### PROBLEM
Restate every entry word for word.

### SOURCE RECORDS

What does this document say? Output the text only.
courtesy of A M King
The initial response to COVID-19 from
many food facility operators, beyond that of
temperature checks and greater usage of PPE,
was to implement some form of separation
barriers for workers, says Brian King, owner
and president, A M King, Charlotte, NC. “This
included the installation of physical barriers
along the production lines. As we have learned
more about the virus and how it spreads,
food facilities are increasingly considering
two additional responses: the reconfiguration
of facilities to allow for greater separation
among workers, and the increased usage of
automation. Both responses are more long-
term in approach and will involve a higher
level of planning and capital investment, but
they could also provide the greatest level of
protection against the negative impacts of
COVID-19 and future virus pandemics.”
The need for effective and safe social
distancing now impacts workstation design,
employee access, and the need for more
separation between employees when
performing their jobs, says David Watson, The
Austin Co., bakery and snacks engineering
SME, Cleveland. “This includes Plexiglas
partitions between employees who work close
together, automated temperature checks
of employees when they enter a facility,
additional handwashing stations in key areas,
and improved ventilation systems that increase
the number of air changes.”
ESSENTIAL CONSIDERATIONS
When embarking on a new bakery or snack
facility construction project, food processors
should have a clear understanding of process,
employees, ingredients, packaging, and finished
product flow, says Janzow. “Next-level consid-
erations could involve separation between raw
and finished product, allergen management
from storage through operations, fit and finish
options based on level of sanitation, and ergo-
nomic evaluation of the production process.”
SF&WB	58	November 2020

### RESULT OF THIS TASK
What does this document say? Output the text only.
courtesy of A M King
The initial response to COVID-19 from
many food facility operators, beyond that of
temperature checks and greater usage of PPE,
was to implement some form of separation
barriers for workers, says Brian King, owner
and president, A M King, Charlotte, NC. “This
included the installation of physical barriers
along the production lines. As we have learned
more about the virus and how it spreads,
food facilities are increasingly considering
two additional responses: the reconfiguration
of facilities to allow for greater separation
among workers, and the increased usage of
automation. Both responses are more long-
term in approach and will involve a higher
level of planning and capital investment, but
they could also provide the greatest level of
protection against the negative impacts of
COVID-19 and future virus pandemics.”
The need for effective and safe social
distancing now impacts workstation design,
employee access, and the need for more
separation between employees when
performing their jobs, says David Watson, The
Austin Co., bakery and snacks engineering
SME, Cleveland. “This includes Plexiglas
partitions between employees who work close
together, automated temperature checks
of employees when they enter a facility,
additional handwashing stations in key areas,
and improved ventilation systems that increase
the number of air changes.”
ESSENTIAL CONSIDERATIONS
When embarking on a new bakery or snack
facility construction project, food processors
should have a clear understanding of process,
employees, ingredients, packaging, and finished
product flow, says Janzow. “Next-level consid-
erations could involve separation between raw
and finished product, allergen management
from storage through operations, fit and finish
options based on level of sanitation, and ergo-
nomic evaluation of the production process.”
SF&WB	58	November 2020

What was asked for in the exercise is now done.